_WHAT TO DO:_ Every line below that contains "probable" is to be copied.

Extracted records:

┏━━

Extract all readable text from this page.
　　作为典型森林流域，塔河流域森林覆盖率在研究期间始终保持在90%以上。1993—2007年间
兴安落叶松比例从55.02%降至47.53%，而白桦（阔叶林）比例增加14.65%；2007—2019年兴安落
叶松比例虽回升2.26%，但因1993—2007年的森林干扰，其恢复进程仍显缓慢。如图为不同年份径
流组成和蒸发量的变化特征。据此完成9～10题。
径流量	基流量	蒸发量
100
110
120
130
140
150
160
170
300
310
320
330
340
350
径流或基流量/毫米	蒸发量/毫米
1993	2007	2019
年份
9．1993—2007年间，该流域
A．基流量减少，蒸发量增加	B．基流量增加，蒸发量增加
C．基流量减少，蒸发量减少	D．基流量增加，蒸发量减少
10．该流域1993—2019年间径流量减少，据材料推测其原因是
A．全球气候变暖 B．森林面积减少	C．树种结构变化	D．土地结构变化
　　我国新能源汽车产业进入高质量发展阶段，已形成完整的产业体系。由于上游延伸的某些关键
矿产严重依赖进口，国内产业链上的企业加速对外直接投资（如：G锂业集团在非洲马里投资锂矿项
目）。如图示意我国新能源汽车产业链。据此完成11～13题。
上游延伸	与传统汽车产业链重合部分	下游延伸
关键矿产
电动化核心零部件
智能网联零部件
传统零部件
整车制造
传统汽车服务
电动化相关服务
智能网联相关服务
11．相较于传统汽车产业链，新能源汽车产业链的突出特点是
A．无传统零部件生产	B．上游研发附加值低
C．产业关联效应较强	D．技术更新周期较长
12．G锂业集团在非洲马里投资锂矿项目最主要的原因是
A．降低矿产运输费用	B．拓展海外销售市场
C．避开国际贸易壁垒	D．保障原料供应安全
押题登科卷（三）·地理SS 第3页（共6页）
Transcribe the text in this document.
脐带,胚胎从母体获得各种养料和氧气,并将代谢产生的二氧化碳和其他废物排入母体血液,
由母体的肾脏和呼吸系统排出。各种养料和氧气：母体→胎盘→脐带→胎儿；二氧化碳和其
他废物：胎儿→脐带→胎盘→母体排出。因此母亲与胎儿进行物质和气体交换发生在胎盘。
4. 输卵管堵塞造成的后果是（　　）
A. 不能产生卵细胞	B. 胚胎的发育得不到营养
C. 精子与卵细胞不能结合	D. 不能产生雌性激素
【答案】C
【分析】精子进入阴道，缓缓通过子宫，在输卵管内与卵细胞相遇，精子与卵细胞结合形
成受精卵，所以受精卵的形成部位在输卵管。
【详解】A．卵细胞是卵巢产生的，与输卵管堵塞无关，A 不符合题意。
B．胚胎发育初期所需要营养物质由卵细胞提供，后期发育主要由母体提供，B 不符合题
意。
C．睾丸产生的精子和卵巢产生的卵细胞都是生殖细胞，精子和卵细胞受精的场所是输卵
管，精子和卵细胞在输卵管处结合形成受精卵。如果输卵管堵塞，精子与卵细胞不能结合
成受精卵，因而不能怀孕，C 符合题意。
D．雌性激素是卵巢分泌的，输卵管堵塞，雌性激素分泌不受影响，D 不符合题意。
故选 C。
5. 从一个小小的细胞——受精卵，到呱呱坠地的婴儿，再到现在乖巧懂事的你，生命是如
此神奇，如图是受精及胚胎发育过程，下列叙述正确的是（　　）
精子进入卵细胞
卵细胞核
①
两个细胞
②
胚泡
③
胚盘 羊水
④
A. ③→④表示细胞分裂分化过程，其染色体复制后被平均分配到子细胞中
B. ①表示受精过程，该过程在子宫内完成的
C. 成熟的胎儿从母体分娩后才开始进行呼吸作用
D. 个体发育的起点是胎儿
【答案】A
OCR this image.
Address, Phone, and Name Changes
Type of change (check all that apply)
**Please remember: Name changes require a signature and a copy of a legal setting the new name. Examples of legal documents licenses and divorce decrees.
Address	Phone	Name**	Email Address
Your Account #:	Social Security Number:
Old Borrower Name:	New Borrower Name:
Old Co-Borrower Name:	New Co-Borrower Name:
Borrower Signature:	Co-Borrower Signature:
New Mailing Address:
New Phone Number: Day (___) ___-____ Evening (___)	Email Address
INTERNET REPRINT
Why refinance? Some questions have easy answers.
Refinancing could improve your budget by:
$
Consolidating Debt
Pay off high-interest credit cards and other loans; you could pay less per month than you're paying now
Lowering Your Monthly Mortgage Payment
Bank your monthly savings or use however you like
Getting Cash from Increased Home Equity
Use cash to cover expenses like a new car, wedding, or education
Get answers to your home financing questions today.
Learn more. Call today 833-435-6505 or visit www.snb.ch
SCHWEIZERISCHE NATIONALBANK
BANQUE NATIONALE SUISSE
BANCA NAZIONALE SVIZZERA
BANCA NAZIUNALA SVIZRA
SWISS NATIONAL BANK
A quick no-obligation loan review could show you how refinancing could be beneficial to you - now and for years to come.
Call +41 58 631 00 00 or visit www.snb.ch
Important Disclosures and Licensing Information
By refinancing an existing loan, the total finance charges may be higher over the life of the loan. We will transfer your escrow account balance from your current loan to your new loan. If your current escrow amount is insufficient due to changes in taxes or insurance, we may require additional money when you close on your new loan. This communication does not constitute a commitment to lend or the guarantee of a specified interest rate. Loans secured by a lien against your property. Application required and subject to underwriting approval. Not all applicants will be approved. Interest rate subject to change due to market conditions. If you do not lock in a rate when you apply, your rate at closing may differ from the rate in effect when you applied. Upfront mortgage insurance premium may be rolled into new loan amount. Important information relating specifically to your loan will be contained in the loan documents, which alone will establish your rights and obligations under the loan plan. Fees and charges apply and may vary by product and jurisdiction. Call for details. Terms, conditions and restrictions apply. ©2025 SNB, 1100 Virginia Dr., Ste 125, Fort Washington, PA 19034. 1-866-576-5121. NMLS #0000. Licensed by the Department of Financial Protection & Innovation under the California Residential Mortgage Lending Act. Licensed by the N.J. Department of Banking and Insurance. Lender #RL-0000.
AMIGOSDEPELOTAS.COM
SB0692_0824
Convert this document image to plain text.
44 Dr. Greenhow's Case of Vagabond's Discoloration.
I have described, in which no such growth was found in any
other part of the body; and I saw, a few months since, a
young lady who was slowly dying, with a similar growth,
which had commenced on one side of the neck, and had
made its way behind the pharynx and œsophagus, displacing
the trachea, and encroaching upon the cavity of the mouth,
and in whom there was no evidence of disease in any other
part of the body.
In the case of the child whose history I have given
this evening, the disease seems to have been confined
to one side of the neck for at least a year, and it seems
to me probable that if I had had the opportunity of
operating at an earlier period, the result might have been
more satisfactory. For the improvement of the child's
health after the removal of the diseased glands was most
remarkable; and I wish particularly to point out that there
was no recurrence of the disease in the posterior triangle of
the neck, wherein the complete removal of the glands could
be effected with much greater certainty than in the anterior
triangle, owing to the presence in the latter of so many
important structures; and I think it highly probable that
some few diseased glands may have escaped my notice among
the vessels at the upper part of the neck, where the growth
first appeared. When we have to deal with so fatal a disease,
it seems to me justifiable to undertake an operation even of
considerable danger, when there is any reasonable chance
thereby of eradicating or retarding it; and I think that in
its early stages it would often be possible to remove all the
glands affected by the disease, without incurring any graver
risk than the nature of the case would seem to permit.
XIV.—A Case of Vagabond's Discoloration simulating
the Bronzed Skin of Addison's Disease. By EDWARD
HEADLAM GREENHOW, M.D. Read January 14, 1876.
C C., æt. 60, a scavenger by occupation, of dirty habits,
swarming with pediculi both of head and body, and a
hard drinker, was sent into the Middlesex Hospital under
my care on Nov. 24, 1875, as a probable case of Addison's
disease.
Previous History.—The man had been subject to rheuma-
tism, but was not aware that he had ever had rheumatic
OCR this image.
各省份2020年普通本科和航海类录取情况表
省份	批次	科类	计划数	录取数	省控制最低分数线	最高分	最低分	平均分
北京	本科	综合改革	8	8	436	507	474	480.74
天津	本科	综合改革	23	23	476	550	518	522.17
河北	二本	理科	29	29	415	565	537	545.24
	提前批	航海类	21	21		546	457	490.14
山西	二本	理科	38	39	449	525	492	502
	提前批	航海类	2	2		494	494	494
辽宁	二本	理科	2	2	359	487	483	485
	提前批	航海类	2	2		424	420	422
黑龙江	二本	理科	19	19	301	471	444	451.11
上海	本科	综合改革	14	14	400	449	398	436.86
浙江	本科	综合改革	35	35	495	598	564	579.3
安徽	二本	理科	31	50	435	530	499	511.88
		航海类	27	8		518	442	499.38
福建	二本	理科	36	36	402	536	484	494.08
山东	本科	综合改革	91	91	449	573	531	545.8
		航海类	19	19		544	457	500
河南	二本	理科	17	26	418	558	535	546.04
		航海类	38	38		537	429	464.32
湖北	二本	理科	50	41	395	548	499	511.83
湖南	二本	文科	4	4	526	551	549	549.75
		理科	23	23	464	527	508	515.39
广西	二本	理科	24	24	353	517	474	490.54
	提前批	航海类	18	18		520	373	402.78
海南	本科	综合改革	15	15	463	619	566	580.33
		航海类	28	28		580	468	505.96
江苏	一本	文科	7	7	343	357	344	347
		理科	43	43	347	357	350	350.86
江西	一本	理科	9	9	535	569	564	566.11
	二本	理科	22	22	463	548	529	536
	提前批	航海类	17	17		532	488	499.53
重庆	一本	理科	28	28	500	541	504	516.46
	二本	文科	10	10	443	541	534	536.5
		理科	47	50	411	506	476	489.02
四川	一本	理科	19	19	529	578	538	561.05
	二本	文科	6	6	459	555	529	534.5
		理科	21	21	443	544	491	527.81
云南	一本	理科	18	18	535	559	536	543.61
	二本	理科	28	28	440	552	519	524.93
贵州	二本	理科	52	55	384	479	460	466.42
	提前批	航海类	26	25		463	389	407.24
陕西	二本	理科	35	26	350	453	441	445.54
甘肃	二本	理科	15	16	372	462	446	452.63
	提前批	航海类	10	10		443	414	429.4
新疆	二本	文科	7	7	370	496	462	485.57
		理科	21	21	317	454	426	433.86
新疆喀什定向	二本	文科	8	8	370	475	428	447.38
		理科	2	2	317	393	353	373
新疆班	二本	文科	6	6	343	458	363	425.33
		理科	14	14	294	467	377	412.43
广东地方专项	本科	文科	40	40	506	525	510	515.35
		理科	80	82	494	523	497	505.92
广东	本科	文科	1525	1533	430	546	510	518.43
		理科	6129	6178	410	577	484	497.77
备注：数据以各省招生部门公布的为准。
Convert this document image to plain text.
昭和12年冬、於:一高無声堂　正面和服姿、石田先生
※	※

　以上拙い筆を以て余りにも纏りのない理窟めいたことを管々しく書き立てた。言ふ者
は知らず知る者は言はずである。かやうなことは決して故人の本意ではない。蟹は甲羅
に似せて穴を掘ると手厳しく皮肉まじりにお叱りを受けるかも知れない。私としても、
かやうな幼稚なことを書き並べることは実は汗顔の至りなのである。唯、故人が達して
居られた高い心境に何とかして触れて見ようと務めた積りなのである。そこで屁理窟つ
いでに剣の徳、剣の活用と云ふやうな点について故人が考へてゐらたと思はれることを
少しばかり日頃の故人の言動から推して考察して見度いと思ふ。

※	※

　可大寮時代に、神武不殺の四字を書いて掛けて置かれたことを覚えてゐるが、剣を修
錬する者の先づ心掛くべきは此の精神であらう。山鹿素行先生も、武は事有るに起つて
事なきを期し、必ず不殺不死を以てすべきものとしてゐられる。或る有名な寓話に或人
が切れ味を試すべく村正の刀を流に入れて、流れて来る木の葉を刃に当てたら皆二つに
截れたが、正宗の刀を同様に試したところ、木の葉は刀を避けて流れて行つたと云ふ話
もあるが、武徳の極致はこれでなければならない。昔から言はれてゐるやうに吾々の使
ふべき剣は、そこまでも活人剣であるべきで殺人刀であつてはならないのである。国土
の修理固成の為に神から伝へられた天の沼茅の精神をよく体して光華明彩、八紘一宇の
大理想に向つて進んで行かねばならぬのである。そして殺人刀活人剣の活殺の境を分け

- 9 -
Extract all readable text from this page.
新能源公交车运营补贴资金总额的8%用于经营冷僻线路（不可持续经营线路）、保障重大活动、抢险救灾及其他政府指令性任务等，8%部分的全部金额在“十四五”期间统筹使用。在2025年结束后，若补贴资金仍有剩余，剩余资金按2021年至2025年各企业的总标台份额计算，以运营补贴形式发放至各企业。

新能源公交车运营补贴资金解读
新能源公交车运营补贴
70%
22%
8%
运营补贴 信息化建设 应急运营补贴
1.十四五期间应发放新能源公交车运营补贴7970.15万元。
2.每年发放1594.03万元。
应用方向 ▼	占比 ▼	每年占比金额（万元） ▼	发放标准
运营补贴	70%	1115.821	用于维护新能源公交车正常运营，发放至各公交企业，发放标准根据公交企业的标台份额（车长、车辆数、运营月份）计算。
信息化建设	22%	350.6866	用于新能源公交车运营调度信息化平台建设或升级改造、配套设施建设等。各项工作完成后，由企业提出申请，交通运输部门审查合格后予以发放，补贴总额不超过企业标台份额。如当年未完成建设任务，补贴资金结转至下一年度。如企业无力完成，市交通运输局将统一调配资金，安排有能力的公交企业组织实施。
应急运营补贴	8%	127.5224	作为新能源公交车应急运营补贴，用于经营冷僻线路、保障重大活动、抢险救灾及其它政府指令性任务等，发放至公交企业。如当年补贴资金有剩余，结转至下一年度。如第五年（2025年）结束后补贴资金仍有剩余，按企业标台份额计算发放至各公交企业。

┗━━

_FINISHED EXERCISE:_
to me probable that if I had had the opportunity of
important structures; and I think it highly probable that
my care on Nov. 24, 1875, as a probable case of Addison's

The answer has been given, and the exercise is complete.